WRITTEN REQUEST — Search the data below for "title"; list each line that holds it.

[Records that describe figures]
++++
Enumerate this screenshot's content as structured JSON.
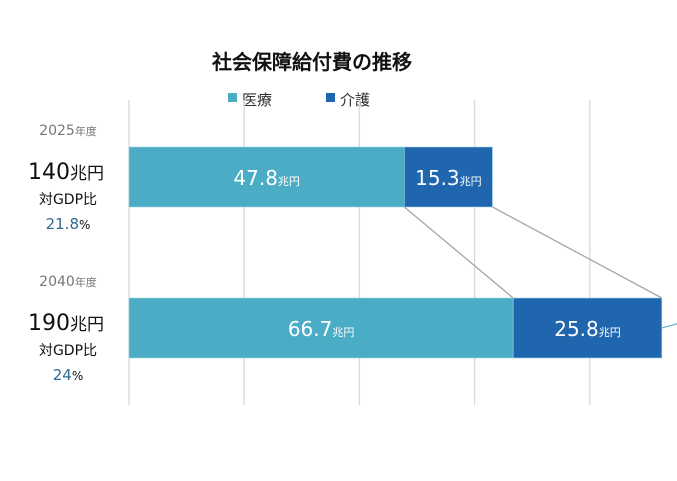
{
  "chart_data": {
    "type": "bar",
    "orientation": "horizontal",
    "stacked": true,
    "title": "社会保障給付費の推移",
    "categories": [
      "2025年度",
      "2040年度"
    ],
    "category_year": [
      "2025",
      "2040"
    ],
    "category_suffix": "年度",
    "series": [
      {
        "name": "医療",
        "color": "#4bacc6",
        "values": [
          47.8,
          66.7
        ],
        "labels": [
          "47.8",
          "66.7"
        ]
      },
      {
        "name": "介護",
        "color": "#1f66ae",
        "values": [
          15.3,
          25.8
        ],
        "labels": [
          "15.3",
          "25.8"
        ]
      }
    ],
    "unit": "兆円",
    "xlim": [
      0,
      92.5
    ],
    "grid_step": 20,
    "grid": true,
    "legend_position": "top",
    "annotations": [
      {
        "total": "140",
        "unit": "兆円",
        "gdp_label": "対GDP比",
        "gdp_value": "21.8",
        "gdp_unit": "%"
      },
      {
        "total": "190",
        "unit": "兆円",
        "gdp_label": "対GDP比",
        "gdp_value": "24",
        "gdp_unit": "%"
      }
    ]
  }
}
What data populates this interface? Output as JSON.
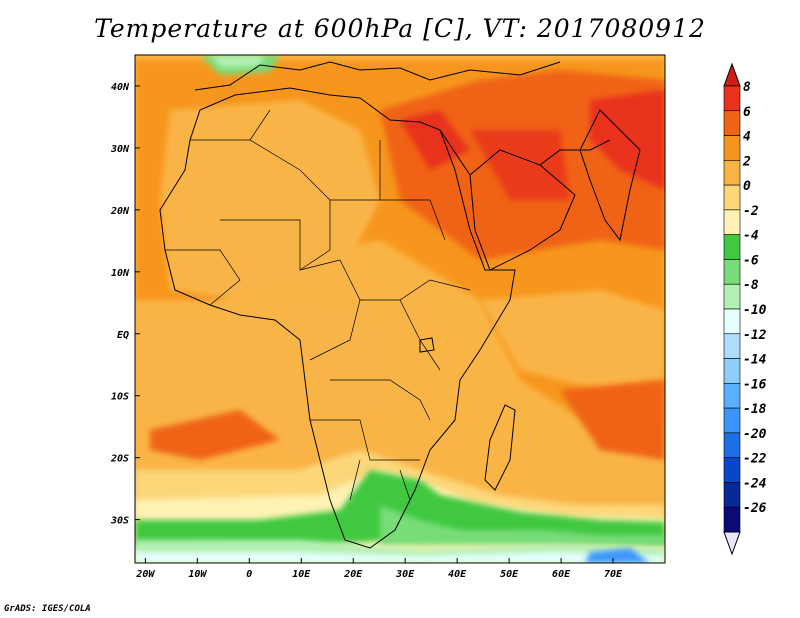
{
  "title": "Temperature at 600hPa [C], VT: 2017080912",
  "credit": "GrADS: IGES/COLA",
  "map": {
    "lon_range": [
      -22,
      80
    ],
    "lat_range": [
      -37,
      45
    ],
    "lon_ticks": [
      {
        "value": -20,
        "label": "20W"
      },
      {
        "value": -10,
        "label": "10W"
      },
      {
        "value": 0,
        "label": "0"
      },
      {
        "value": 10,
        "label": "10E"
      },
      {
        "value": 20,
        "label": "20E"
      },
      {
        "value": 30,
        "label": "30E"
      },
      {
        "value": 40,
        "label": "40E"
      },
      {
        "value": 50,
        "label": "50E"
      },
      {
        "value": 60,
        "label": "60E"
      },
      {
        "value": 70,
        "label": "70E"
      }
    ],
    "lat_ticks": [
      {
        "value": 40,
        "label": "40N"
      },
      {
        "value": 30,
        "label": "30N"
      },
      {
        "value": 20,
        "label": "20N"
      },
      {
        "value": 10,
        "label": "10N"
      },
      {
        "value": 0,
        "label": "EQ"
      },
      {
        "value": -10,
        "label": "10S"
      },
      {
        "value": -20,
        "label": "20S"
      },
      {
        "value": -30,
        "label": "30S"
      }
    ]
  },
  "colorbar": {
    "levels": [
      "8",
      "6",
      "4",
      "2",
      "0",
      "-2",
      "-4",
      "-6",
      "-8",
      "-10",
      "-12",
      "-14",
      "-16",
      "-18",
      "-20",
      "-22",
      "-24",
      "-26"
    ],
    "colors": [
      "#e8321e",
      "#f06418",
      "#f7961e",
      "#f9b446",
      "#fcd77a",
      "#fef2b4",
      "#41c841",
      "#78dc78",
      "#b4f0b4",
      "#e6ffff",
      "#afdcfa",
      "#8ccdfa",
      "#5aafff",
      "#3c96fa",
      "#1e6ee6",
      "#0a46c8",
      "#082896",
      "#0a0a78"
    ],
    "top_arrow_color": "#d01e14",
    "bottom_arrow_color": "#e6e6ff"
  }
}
++++
EXPECTED OUTPUT —
    "title": "社会保障給付費の推移",
  "title": "Temperature at 600hPa [C], VT: 2017080912",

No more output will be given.